## Start Records for processing

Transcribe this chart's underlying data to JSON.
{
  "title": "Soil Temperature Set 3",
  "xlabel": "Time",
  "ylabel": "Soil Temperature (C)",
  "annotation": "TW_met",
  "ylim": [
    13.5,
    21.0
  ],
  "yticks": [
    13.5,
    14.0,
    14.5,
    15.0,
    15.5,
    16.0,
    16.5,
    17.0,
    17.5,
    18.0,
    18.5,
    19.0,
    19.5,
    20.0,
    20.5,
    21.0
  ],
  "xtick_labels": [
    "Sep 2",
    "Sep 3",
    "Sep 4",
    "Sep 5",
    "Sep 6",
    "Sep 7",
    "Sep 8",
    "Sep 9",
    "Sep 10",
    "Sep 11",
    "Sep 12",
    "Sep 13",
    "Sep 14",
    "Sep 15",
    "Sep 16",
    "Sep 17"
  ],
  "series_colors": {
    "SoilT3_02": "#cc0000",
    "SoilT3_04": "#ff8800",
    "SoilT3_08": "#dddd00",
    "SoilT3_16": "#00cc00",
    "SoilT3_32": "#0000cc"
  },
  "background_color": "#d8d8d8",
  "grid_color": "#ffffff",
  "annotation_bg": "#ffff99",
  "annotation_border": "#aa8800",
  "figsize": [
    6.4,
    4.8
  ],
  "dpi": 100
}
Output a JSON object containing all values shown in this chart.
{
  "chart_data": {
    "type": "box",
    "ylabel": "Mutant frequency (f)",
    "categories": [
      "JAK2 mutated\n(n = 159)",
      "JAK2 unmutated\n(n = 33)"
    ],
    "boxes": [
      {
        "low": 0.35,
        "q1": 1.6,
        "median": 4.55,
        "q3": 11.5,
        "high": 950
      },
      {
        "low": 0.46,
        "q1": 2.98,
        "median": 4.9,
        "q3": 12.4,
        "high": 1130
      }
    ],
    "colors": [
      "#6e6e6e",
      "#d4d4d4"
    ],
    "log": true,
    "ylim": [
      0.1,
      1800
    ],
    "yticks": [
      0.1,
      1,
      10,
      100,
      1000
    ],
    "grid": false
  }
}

## End Records for processing

- Job: Write out the listing once more, matching it exactly.

- Exercise solution:
Transcribe this chart's underlying data to JSON.
{
  "title": "Soil Temperature Set 3",
  "xlabel": "Time",
  "ylabel": "Soil Temperature (C)",
  "annotation": "TW_met",
  "ylim": [
    13.5,
    21.0
  ],
  "yticks": [
    13.5,
    14.0,
    14.5,
    15.0,
    15.5,
    16.0,
    16.5,
    17.0,
    17.5,
    18.0,
    18.5,
    19.0,
    19.5,
    20.0,
    20.5,
    21.0
  ],
  "xtick_labels": [
    "Sep 2",
    "Sep 3",
    "Sep 4",
    "Sep 5",
    "Sep 6",
    "Sep 7",
    "Sep 8",
    "Sep 9",
    "Sep 10",
    "Sep 11",
    "Sep 12",
    "Sep 13",
    "Sep 14",
    "Sep 15",
    "Sep 16",
    "Sep 17"
  ],
  "series_colors": {
    "SoilT3_02": "#cc0000",
    "SoilT3_04": "#ff8800",
    "SoilT3_08": "#dddd00",
    "SoilT3_16": "#00cc00",
    "SoilT3_32": "#0000cc"
  },
  "background_color": "#d8d8d8",
  "grid_color": "#ffffff",
  "annotation_bg": "#ffff99",
  "annotation_border": "#aa8800",
  "figsize": [
    6.4,
    4.8
  ],
  "dpi": 100
}
Output a JSON object containing all values shown in this chart.
{
  "chart_data": {
    "type": "box",
    "ylabel": "Mutant frequency (f)",
    "categories": [
      "JAK2 mutated\n(n = 159)",
      "JAK2 unmutated\n(n = 33)"
    ],
    "boxes": [
      {
        "low": 0.35,
        "q1": 1.6,
        "median": 4.55,
        "q3": 11.5,
        "high": 950
      },
      {
        "low": 0.46,
        "q1": 2.98,
        "median": 4.9,
        "q3": 12.4,
        "high": 1130
      }
    ],
    "colors": [
      "#6e6e6e",
      "#d4d4d4"
    ],
    "log": true,
    "ylim": [
      0.1,
      1800
    ],
    "yticks": [
      0.1,
      1,
      10,
      100,
      1000
    ],
    "grid": false
  }
}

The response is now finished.